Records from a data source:
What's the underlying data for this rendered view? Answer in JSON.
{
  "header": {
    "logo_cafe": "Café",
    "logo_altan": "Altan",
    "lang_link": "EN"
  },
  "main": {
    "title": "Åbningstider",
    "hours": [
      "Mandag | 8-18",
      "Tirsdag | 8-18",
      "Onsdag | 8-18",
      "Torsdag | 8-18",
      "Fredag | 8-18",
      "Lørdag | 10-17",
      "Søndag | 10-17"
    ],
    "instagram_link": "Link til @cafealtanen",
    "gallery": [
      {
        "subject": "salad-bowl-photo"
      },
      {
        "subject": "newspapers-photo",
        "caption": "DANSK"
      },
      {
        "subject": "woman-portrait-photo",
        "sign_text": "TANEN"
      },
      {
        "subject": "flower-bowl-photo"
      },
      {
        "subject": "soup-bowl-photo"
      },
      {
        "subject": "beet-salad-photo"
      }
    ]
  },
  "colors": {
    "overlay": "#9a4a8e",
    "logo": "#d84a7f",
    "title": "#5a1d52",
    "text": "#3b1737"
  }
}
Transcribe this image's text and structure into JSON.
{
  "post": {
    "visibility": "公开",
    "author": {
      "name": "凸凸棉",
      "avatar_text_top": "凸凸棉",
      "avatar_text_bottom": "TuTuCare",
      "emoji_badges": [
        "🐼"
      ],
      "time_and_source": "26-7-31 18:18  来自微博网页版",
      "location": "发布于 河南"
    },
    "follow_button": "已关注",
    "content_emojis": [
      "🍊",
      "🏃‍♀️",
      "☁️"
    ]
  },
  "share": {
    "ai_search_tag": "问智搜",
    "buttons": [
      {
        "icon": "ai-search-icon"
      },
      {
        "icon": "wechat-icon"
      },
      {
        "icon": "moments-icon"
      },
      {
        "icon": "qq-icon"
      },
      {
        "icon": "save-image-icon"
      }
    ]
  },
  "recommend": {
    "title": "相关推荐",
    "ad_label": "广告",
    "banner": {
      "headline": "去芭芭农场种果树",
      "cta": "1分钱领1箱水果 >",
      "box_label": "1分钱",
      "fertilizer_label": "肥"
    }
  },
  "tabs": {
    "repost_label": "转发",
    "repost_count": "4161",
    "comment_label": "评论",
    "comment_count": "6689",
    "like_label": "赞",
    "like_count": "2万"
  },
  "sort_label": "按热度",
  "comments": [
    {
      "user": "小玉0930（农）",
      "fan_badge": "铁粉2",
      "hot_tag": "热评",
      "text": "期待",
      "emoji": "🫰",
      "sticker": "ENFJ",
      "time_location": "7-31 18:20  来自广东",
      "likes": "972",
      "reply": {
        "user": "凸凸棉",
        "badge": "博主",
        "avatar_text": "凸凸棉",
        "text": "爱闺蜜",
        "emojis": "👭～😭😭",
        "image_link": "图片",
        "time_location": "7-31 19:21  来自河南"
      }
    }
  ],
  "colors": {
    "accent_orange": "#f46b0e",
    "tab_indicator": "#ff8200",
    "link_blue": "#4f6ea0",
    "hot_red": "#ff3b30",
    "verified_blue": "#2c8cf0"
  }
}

> TASK DESCRIPTION
Each entry above is to be set down again in exactly the same words.

> FINISHED ANSWER
What's the underlying data for this rendered view? Answer in JSON.
{
  "header": {
    "logo_cafe": "Café",
    "logo_altan": "Altan",
    "lang_link": "EN"
  },
  "main": {
    "title": "Åbningstider",
    "hours": [
      "Mandag | 8-18",
      "Tirsdag | 8-18",
      "Onsdag | 8-18",
      "Torsdag | 8-18",
      "Fredag | 8-18",
      "Lørdag | 10-17",
      "Søndag | 10-17"
    ],
    "instagram_link": "Link til @cafealtanen",
    "gallery": [
      {
        "subject": "salad-bowl-photo"
      },
      {
        "subject": "newspapers-photo",
        "caption": "DANSK"
      },
      {
        "subject": "woman-portrait-photo",
        "sign_text": "TANEN"
      },
      {
        "subject": "flower-bowl-photo"
      },
      {
        "subject": "soup-bowl-photo"
      },
      {
        "subject": "beet-salad-photo"
      }
    ]
  },
  "colors": {
    "overlay": "#9a4a8e",
    "logo": "#d84a7f",
    "title": "#5a1d52",
    "text": "#3b1737"
  }
}
Transcribe this image's text and structure into JSON.
{
  "post": {
    "visibility": "公开",
    "author": {
      "name": "凸凸棉",
      "avatar_text_top": "凸凸棉",
      "avatar_text_bottom": "TuTuCare",
      "emoji_badges": [
        "🐼"
      ],
      "time_and_source": "26-7-31 18:18  来自微博网页版",
      "location": "发布于 河南"
    },
    "follow_button": "已关注",
    "content_emojis": [
      "🍊",
      "🏃‍♀️",
      "☁️"
    ]
  },
  "share": {
    "ai_search_tag": "问智搜",
    "buttons": [
      {
        "icon": "ai-search-icon"
      },
      {
        "icon": "wechat-icon"
      },
      {
        "icon": "moments-icon"
      },
      {
        "icon": "qq-icon"
      },
      {
        "icon": "save-image-icon"
      }
    ]
  },
  "recommend": {
    "title": "相关推荐",
    "ad_label": "广告",
    "banner": {
      "headline": "去芭芭农场种果树",
      "cta": "1分钱领1箱水果 >",
      "box_label": "1分钱",
      "fertilizer_label": "肥"
    }
  },
  "tabs": {
    "repost_label": "转发",
    "repost_count": "4161",
    "comment_label": "评论",
    "comment_count": "6689",
    "like_label": "赞",
    "like_count": "2万"
  },
  "sort_label": "按热度",
  "comments": [
    {
      "user": "小玉0930（农）",
      "fan_badge": "铁粉2",
      "hot_tag": "热评",
      "text": "期待",
      "emoji": "🫰",
      "sticker": "ENFJ",
      "time_location": "7-31 18:20  来自广东",
      "likes": "972",
      "reply": {
        "user": "凸凸棉",
        "badge": "博主",
        "avatar_text": "凸凸棉",
        "text": "爱闺蜜",
        "emojis": "👭～😭😭",
        "image_link": "图片",
        "time_location": "7-31 19:21  来自河南"
      }
    }
  ],
  "colors": {
    "accent_orange": "#f46b0e",
    "tab_indicator": "#ff8200",
    "link_blue": "#4f6ea0",
    "hot_red": "#ff3b30",
    "verified_blue": "#2c8cf0"
  }
}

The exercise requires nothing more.